───── INFORMATION SUPPLIED ─────

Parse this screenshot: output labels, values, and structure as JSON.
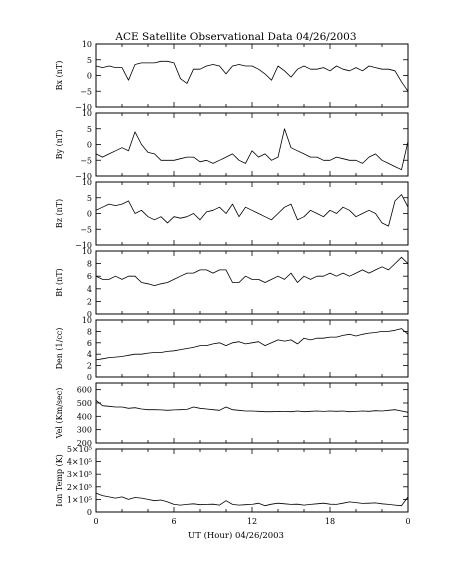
{
  "page": {
    "background": "#ffffff",
    "ink_color": "#000000"
  },
  "figure": {
    "title": "ACE Satellite Observational Data   04/26/2003",
    "xlabel": "UT (Hour)  04/26/2003",
    "x_ticks": [
      "0",
      "6",
      "12",
      "18",
      "0"
    ]
  },
  "chart_data": [
    {
      "type": "line",
      "ylabel": "Bx (nT)",
      "ylim": [
        -10,
        10
      ],
      "yticks": [
        "10",
        "5",
        "0",
        "−5",
        "−10"
      ],
      "ytick_values": [
        10,
        5,
        0,
        -5,
        -10
      ],
      "x_unit": "hour UT",
      "xlim": [
        0,
        24
      ],
      "series": [
        {
          "x": [
            0,
            0.5,
            1,
            1.5,
            2,
            2.5,
            3,
            3.5,
            4,
            4.5,
            5,
            5.5,
            6,
            6.5,
            7,
            7.5,
            8,
            8.5,
            9,
            9.5,
            10,
            10.5,
            11,
            11.5,
            12,
            12.5,
            13,
            13.5,
            14,
            14.5,
            15,
            15.5,
            16,
            16.5,
            17,
            17.5,
            18,
            18.5,
            19,
            19.5,
            20,
            20.5,
            21,
            21.5,
            22,
            22.5,
            23,
            23.5,
            24
          ],
          "values": [
            3,
            2.5,
            3,
            2.5,
            2.5,
            -1.5,
            3.5,
            4,
            4,
            4,
            4.5,
            4.5,
            4,
            -1,
            -2.5,
            2,
            2,
            3,
            3.5,
            3,
            0.5,
            3,
            3.5,
            3,
            3,
            2,
            0.5,
            -1.5,
            3,
            1.5,
            -0.5,
            2,
            3,
            2,
            2,
            2.5,
            1.5,
            3,
            2,
            1.5,
            2.5,
            1.5,
            3,
            2.5,
            2,
            2,
            1.5,
            -2,
            -5
          ]
        }
      ]
    },
    {
      "type": "line",
      "ylabel": "By (nT)",
      "ylim": [
        -10,
        10
      ],
      "yticks": [
        "10",
        "5",
        "0",
        "−5",
        "−10"
      ],
      "ytick_values": [
        10,
        5,
        0,
        -5,
        -10
      ],
      "x_unit": "hour UT",
      "xlim": [
        0,
        24
      ],
      "series": [
        {
          "x": [
            0,
            0.5,
            1,
            1.5,
            2,
            2.5,
            3,
            3.5,
            4,
            4.5,
            5,
            5.5,
            6,
            6.5,
            7,
            7.5,
            8,
            8.5,
            9,
            9.5,
            10,
            10.5,
            11,
            11.5,
            12,
            12.5,
            13,
            13.5,
            14,
            14.5,
            15,
            15.5,
            16,
            16.5,
            17,
            17.5,
            18,
            18.5,
            19,
            19.5,
            20,
            20.5,
            21,
            21.5,
            22,
            22.5,
            23,
            23.5,
            24
          ],
          "values": [
            -3,
            -4,
            -3,
            -2,
            -1,
            -2,
            4,
            0,
            -2.5,
            -3,
            -5,
            -5,
            -5,
            -4.5,
            -4,
            -4,
            -5.5,
            -5,
            -6,
            -5,
            -4,
            -3,
            -5,
            -6,
            -2,
            -4,
            -3,
            -5,
            -4,
            5,
            -1,
            -2,
            -3,
            -4,
            -4,
            -5,
            -5,
            -4,
            -4.5,
            -5,
            -5,
            -6,
            -4,
            -3,
            -5,
            -6,
            -7,
            -8,
            1
          ]
        }
      ]
    },
    {
      "type": "line",
      "ylabel": "Bz (nT)",
      "ylim": [
        -10,
        10
      ],
      "yticks": [
        "10",
        "5",
        "0",
        "−5",
        "−10"
      ],
      "ytick_values": [
        10,
        5,
        0,
        -5,
        -10
      ],
      "x_unit": "hour UT",
      "xlim": [
        0,
        24
      ],
      "series": [
        {
          "x": [
            0,
            0.5,
            1,
            1.5,
            2,
            2.5,
            3,
            3.5,
            4,
            4.5,
            5,
            5.5,
            6,
            6.5,
            7,
            7.5,
            8,
            8.5,
            9,
            9.5,
            10,
            10.5,
            11,
            11.5,
            12,
            12.5,
            13,
            13.5,
            14,
            14.5,
            15,
            15.5,
            16,
            16.5,
            17,
            17.5,
            18,
            18.5,
            19,
            19.5,
            20,
            20.5,
            21,
            21.5,
            22,
            22.5,
            23,
            23.5,
            24
          ],
          "values": [
            1,
            2,
            3,
            2.5,
            3,
            4,
            0,
            1,
            -1,
            -2,
            -1,
            -3,
            -1,
            -1.5,
            -1,
            0,
            -2,
            0.5,
            1,
            2,
            0,
            3,
            -1,
            2,
            1,
            0,
            -1,
            -2,
            0,
            2,
            3,
            -2,
            -1,
            1,
            0,
            -1,
            1,
            0,
            2,
            1,
            -1,
            0,
            1,
            0,
            -3,
            -4,
            4,
            6,
            2
          ]
        }
      ]
    },
    {
      "type": "line",
      "ylabel": "Bt (nT)",
      "ylim": [
        0,
        10
      ],
      "yticks": [
        "10",
        "8",
        "6",
        "4",
        "2",
        "0"
      ],
      "ytick_values": [
        10,
        8,
        6,
        4,
        2,
        0
      ],
      "x_unit": "hour UT",
      "xlim": [
        0,
        24
      ],
      "series": [
        {
          "x": [
            0,
            0.5,
            1,
            1.5,
            2,
            2.5,
            3,
            3.5,
            4,
            4.5,
            5,
            5.5,
            6,
            6.5,
            7,
            7.5,
            8,
            8.5,
            9,
            9.5,
            10,
            10.5,
            11,
            11.5,
            12,
            12.5,
            13,
            13.5,
            14,
            14.5,
            15,
            15.5,
            16,
            16.5,
            17,
            17.5,
            18,
            18.5,
            19,
            19.5,
            20,
            20.5,
            21,
            21.5,
            22,
            22.5,
            23,
            23.5,
            24
          ],
          "values": [
            6,
            5.5,
            5.5,
            6,
            5.5,
            6,
            6,
            5,
            4.8,
            4.5,
            4.8,
            5,
            5.5,
            6,
            6.5,
            6.5,
            7,
            7,
            6.5,
            7,
            7,
            5,
            5,
            6,
            5.5,
            5.5,
            5,
            5.5,
            6,
            5.5,
            6.5,
            5,
            6,
            5.5,
            6,
            6,
            6.5,
            6,
            6.5,
            6,
            6.5,
            7,
            6.5,
            7,
            7.5,
            7,
            8,
            9,
            8
          ]
        }
      ]
    },
    {
      "type": "line",
      "ylabel": "Den (1/cc)",
      "ylim": [
        0,
        10
      ],
      "yticks": [
        "10",
        "8",
        "6",
        "4",
        "2",
        "0"
      ],
      "ytick_values": [
        10,
        8,
        6,
        4,
        2,
        0
      ],
      "x_unit": "hour UT",
      "xlim": [
        0,
        24
      ],
      "series": [
        {
          "x": [
            0,
            0.5,
            1,
            1.5,
            2,
            2.5,
            3,
            3.5,
            4,
            4.5,
            5,
            5.5,
            6,
            6.5,
            7,
            7.5,
            8,
            8.5,
            9,
            9.5,
            10,
            10.5,
            11,
            11.5,
            12,
            12.5,
            13,
            13.5,
            14,
            14.5,
            15,
            15.5,
            16,
            16.5,
            17,
            17.5,
            18,
            18.5,
            19,
            19.5,
            20,
            20.5,
            21,
            21.5,
            22,
            22.5,
            23,
            23.5,
            24
          ],
          "values": [
            3,
            3.2,
            3.4,
            3.5,
            3.6,
            3.8,
            4,
            4,
            4.2,
            4.3,
            4.3,
            4.5,
            4.6,
            4.8,
            5,
            5.2,
            5.5,
            5.5,
            5.8,
            6,
            5.5,
            6,
            6.2,
            5.8,
            6,
            6.2,
            5.5,
            6,
            6.5,
            6.3,
            6.5,
            5.8,
            6.8,
            6.5,
            6.8,
            6.8,
            7,
            7,
            7.3,
            7.5,
            7.2,
            7.5,
            7.7,
            7.8,
            8,
            8,
            8.2,
            8.5,
            7.5
          ]
        }
      ]
    },
    {
      "type": "line",
      "ylabel": "Vel (Km/sec)",
      "ylim": [
        200,
        650
      ],
      "yticks": [
        "600",
        "500",
        "400",
        "300",
        "200"
      ],
      "ytick_values": [
        600,
        500,
        400,
        300,
        200
      ],
      "x_unit": "hour UT",
      "xlim": [
        0,
        24
      ],
      "series": [
        {
          "x": [
            0,
            0.5,
            1,
            1.5,
            2,
            2.5,
            3,
            3.5,
            4,
            4.5,
            5,
            5.5,
            6,
            6.5,
            7,
            7.5,
            8,
            8.5,
            9,
            9.5,
            10,
            10.5,
            11,
            11.5,
            12,
            12.5,
            13,
            13.5,
            14,
            14.5,
            15,
            15.5,
            16,
            16.5,
            17,
            17.5,
            18,
            18.5,
            19,
            19.5,
            20,
            20.5,
            21,
            21.5,
            22,
            22.5,
            23,
            23.5,
            24
          ],
          "values": [
            520,
            480,
            475,
            470,
            470,
            460,
            465,
            455,
            450,
            450,
            448,
            445,
            448,
            450,
            452,
            470,
            460,
            455,
            450,
            445,
            470,
            450,
            445,
            440,
            440,
            438,
            435,
            435,
            437,
            436,
            435,
            440,
            435,
            438,
            440,
            437,
            440,
            438,
            440,
            435,
            437,
            440,
            438,
            442,
            440,
            445,
            450,
            440,
            430
          ]
        }
      ]
    },
    {
      "type": "line",
      "ylabel": "Ion Temp (K)",
      "ylim": [
        0,
        500000
      ],
      "yticks": [
        "5×10⁵",
        "4×10⁵",
        "3×10⁵",
        "2×10⁵",
        "1×10⁵",
        "0"
      ],
      "ytick_values": [
        500000,
        400000,
        300000,
        200000,
        100000,
        0
      ],
      "x_unit": "hour UT",
      "xlim": [
        0,
        24
      ],
      "series": [
        {
          "x": [
            0,
            0.5,
            1,
            1.5,
            2,
            2.5,
            3,
            3.5,
            4,
            4.5,
            5,
            5.5,
            6,
            6.5,
            7,
            7.5,
            8,
            8.5,
            9,
            9.5,
            10,
            10.5,
            11,
            11.5,
            12,
            12.5,
            13,
            13.5,
            14,
            14.5,
            15,
            15.5,
            16,
            16.5,
            17,
            17.5,
            18,
            18.5,
            19,
            19.5,
            20,
            20.5,
            21,
            21.5,
            22,
            22.5,
            23,
            23.5,
            24
          ],
          "values": [
            150000,
            130000,
            120000,
            110000,
            120000,
            100000,
            115000,
            110000,
            100000,
            90000,
            95000,
            80000,
            60000,
            55000,
            60000,
            65000,
            58000,
            60000,
            62000,
            55000,
            90000,
            60000,
            55000,
            58000,
            60000,
            70000,
            50000,
            62000,
            70000,
            65000,
            60000,
            62000,
            55000,
            60000,
            65000,
            70000,
            62000,
            60000,
            70000,
            80000,
            75000,
            68000,
            70000,
            72000,
            65000,
            60000,
            55000,
            50000,
            120000
          ]
        }
      ]
    }
  ]
}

─────

◆ PROBLEM TO WORK ON: Gather all lines with the string "ylabel" from the data.

◆ SOLUTION:
      "ylabel": "Bx (nT)",
      "ylabel": "By (nT)",
      "ylabel": "Bz (nT)",
      "ylabel": "Bt (nT)",
      "ylabel": "Den (1/cc)",
      "ylabel": "Vel (Km/sec)",
      "ylabel": "Ion Temp (K)",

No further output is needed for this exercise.